Stored data.

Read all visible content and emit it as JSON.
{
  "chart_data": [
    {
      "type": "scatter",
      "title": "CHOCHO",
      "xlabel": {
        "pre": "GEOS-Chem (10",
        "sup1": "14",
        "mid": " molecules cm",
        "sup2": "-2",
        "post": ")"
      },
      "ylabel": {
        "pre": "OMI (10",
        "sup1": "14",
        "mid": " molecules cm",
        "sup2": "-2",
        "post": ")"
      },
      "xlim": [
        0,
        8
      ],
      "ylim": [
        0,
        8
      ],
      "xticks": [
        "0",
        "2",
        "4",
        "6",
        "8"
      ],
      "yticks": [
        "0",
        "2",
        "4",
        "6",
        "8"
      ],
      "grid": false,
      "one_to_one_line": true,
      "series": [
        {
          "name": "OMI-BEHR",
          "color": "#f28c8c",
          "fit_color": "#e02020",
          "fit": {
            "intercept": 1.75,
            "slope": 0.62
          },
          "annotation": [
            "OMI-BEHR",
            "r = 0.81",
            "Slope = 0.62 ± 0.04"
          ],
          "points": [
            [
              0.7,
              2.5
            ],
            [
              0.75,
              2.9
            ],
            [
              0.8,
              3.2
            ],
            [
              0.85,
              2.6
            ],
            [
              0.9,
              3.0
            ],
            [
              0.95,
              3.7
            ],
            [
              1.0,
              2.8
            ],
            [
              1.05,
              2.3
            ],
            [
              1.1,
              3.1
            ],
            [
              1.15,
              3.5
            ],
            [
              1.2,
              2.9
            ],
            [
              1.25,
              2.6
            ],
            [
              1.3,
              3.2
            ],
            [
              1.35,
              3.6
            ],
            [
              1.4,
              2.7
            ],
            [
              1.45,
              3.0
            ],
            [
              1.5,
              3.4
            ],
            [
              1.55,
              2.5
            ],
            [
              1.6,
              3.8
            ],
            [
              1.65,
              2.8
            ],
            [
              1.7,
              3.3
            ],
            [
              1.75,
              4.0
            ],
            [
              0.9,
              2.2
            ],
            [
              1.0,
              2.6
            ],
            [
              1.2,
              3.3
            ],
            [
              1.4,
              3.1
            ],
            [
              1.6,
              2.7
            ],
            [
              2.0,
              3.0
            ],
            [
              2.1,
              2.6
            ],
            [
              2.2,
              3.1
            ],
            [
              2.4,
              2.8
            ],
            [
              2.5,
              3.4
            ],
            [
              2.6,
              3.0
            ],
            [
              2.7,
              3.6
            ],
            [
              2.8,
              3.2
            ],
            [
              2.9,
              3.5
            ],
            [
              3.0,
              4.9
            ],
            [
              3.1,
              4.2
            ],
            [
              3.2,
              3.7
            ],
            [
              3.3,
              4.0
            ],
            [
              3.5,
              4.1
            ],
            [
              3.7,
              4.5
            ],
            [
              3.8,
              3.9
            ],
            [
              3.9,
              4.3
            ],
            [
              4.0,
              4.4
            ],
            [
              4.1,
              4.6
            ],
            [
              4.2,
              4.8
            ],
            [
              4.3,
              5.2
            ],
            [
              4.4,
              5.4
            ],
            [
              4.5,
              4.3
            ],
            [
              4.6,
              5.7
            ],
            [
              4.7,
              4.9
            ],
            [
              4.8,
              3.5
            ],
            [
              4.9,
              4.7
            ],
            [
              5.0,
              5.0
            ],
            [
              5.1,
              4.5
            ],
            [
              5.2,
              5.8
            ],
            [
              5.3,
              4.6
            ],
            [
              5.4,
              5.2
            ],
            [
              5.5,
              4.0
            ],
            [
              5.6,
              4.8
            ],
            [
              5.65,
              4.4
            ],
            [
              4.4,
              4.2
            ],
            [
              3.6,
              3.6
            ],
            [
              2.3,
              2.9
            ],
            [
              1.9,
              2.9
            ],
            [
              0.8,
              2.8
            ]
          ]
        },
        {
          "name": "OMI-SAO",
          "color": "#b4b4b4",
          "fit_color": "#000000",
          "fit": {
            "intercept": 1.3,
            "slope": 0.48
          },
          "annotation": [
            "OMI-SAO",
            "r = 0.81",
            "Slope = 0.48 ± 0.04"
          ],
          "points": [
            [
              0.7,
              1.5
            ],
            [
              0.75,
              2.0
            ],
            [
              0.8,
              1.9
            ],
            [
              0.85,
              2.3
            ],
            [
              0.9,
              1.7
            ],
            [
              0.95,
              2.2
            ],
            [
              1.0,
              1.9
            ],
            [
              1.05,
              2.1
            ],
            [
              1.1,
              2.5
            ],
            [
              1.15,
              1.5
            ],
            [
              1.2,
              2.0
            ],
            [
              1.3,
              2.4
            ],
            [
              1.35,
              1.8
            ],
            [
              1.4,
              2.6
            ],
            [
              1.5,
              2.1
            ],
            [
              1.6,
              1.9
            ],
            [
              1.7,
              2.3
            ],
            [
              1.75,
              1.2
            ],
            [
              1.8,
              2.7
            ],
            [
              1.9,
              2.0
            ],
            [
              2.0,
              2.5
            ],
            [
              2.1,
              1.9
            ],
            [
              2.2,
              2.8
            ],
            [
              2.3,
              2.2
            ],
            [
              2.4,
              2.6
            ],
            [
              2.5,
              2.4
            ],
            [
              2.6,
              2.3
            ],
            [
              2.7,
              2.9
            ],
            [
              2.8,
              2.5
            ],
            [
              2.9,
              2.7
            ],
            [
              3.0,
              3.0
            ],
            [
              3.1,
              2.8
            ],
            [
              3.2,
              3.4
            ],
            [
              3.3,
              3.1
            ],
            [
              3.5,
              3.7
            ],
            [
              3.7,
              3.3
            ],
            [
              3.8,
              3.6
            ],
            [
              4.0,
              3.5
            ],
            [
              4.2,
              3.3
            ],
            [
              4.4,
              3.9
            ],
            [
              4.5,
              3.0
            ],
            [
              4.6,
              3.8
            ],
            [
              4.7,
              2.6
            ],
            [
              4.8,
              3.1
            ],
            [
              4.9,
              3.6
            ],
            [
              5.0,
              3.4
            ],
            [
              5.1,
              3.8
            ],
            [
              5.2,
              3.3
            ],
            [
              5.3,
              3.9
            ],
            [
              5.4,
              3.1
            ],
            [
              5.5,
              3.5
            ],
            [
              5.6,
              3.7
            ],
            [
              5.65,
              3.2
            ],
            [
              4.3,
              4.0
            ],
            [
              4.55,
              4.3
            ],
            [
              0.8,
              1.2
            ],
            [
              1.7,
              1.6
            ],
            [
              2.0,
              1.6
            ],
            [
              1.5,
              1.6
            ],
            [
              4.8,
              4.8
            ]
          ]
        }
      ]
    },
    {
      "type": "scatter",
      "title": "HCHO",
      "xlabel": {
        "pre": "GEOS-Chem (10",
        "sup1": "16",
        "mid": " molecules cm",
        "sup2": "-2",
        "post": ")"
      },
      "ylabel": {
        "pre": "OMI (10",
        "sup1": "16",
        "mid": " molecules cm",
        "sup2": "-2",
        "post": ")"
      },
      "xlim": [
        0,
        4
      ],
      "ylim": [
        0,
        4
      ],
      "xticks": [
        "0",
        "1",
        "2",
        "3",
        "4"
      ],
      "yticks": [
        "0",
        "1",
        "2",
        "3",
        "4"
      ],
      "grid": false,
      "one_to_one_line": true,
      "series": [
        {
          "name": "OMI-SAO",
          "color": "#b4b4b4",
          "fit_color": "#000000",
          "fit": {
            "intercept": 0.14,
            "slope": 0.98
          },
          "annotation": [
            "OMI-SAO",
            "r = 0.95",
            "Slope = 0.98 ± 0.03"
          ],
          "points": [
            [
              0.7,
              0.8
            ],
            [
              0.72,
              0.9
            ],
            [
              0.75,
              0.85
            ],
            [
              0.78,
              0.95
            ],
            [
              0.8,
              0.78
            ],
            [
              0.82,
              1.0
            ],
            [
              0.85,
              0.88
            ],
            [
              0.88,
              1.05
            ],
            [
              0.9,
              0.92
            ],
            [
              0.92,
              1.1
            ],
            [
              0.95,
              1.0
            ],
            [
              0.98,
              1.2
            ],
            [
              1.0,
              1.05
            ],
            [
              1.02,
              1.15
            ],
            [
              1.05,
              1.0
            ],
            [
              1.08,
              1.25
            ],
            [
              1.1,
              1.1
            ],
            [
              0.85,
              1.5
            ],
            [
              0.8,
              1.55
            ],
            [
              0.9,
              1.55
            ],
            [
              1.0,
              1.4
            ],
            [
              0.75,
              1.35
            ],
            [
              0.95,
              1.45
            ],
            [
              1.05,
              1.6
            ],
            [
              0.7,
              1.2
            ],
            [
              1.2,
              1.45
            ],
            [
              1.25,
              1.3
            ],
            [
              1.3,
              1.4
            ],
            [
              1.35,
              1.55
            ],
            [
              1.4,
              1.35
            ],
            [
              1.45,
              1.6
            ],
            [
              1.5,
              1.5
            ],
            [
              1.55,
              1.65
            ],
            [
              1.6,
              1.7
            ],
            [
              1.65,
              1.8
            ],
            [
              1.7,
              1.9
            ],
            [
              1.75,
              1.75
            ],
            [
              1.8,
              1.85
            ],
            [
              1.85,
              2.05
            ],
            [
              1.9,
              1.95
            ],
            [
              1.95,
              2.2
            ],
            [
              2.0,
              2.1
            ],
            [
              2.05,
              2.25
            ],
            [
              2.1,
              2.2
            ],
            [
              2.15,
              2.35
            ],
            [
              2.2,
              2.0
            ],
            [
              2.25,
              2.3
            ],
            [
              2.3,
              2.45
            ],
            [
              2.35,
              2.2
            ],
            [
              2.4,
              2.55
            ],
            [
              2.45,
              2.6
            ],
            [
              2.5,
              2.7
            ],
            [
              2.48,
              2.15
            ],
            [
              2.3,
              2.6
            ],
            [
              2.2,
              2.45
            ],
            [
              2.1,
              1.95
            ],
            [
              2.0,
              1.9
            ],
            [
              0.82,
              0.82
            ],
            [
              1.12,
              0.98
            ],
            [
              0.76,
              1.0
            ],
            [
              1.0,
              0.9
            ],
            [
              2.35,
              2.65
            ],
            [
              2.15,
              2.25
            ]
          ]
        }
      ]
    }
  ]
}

SHORT EXERCISE. In the entries above, locate every line with the word "intercept" and copy it.

SOLUTION.
            "intercept": 1.75,
            "intercept": 1.3,
            "intercept": 0.14,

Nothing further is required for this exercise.